The records should be written out in full, with nothing altered.

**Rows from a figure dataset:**
········
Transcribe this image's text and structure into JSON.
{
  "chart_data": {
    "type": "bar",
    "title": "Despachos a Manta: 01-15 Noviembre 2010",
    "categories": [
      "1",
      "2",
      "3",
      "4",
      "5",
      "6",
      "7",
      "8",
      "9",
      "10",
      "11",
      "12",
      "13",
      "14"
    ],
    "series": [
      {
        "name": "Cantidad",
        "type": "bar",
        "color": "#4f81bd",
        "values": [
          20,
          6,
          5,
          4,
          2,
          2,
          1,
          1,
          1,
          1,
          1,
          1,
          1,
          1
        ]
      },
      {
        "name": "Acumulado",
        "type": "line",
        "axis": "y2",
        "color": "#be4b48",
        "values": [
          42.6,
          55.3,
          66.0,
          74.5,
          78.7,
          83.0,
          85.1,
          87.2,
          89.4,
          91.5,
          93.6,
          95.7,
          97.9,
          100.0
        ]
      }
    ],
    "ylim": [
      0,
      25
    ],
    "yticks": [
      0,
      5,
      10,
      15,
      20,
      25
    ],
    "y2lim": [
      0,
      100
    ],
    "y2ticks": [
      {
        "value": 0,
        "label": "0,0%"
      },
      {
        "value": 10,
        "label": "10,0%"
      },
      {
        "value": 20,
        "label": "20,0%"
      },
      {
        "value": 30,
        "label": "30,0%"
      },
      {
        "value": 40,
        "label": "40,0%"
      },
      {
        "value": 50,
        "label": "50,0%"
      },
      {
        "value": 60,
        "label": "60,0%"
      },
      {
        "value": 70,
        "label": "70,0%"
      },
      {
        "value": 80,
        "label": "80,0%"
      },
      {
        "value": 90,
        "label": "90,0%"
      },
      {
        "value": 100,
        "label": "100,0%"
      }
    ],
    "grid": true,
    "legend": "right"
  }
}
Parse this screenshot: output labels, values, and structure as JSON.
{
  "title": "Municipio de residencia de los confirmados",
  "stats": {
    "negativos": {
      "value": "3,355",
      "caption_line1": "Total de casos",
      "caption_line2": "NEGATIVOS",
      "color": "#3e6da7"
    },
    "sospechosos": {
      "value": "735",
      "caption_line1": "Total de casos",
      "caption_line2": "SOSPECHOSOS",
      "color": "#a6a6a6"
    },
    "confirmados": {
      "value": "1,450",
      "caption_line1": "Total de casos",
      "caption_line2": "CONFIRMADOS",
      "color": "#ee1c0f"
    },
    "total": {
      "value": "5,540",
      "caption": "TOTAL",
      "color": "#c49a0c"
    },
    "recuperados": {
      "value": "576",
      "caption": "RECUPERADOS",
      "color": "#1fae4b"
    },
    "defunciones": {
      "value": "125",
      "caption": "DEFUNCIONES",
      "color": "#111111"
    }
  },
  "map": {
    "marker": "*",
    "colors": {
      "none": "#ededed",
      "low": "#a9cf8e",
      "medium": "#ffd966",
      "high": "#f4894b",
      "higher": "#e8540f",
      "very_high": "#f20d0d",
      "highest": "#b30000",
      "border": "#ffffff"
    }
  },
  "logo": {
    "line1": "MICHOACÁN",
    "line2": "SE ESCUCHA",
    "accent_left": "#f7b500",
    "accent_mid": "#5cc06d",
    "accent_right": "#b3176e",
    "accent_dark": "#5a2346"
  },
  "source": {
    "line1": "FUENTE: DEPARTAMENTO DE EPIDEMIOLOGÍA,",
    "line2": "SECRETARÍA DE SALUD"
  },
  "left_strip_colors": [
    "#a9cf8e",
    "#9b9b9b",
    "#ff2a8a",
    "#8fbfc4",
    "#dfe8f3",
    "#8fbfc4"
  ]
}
········
**RESPONSE FOR THIS EXERCISE:**
Transcribe this image's text and structure into JSON.
{
  "chart_data": {
    "type": "bar",
    "title": "Despachos a Manta: 01-15 Noviembre 2010",
    "categories": [
      "1",
      "2",
      "3",
      "4",
      "5",
      "6",
      "7",
      "8",
      "9",
      "10",
      "11",
      "12",
      "13",
      "14"
    ],
    "series": [
      {
        "name": "Cantidad",
        "type": "bar",
        "color": "#4f81bd",
        "values": [
          20,
          6,
          5,
          4,
          2,
          2,
          1,
          1,
          1,
          1,
          1,
          1,
          1,
          1
        ]
      },
      {
        "name": "Acumulado",
        "type": "line",
        "axis": "y2",
        "color": "#be4b48",
        "values": [
          42.6,
          55.3,
          66.0,
          74.5,
          78.7,
          83.0,
          85.1,
          87.2,
          89.4,
          91.5,
          93.6,
          95.7,
          97.9,
          100.0
        ]
      }
    ],
    "ylim": [
      0,
      25
    ],
    "yticks": [
      0,
      5,
      10,
      15,
      20,
      25
    ],
    "y2lim": [
      0,
      100
    ],
    "y2ticks": [
      {
        "value": 0,
        "label": "0,0%"
      },
      {
        "value": 10,
        "label": "10,0%"
      },
      {
        "value": 20,
        "label": "20,0%"
      },
      {
        "value": 30,
        "label": "30,0%"
      },
      {
        "value": 40,
        "label": "40,0%"
      },
      {
        "value": 50,
        "label": "50,0%"
      },
      {
        "value": 60,
        "label": "60,0%"
      },
      {
        "value": 70,
        "label": "70,0%"
      },
      {
        "value": 80,
        "label": "80,0%"
      },
      {
        "value": 90,
        "label": "90,0%"
      },
      {
        "value": 100,
        "label": "100,0%"
      }
    ],
    "grid": true,
    "legend": "right"
  }
}
Parse this screenshot: output labels, values, and structure as JSON.
{
  "title": "Municipio de residencia de los confirmados",
  "stats": {
    "negativos": {
      "value": "3,355",
      "caption_line1": "Total de casos",
      "caption_line2": "NEGATIVOS",
      "color": "#3e6da7"
    },
    "sospechosos": {
      "value": "735",
      "caption_line1": "Total de casos",
      "caption_line2": "SOSPECHOSOS",
      "color": "#a6a6a6"
    },
    "confirmados": {
      "value": "1,450",
      "caption_line1": "Total de casos",
      "caption_line2": "CONFIRMADOS",
      "color": "#ee1c0f"
    },
    "total": {
      "value": "5,540",
      "caption": "TOTAL",
      "color": "#c49a0c"
    },
    "recuperados": {
      "value": "576",
      "caption": "RECUPERADOS",
      "color": "#1fae4b"
    },
    "defunciones": {
      "value": "125",
      "caption": "DEFUNCIONES",
      "color": "#111111"
    }
  },
  "map": {
    "marker": "*",
    "colors": {
      "none": "#ededed",
      "low": "#a9cf8e",
      "medium": "#ffd966",
      "high": "#f4894b",
      "higher": "#e8540f",
      "very_high": "#f20d0d",
      "highest": "#b30000",
      "border": "#ffffff"
    }
  },
  "logo": {
    "line1": "MICHOACÁN",
    "line2": "SE ESCUCHA",
    "accent_left": "#f7b500",
    "accent_mid": "#5cc06d",
    "accent_right": "#b3176e",
    "accent_dark": "#5a2346"
  },
  "source": {
    "line1": "FUENTE: DEPARTAMENTO DE EPIDEMIOLOGÍA,",
    "line2": "SECRETARÍA DE SALUD"
  },
  "left_strip_colors": [
    "#a9cf8e",
    "#9b9b9b",
    "#ff2a8a",
    "#8fbfc4",
    "#dfe8f3",
    "#8fbfc4"
  ]
}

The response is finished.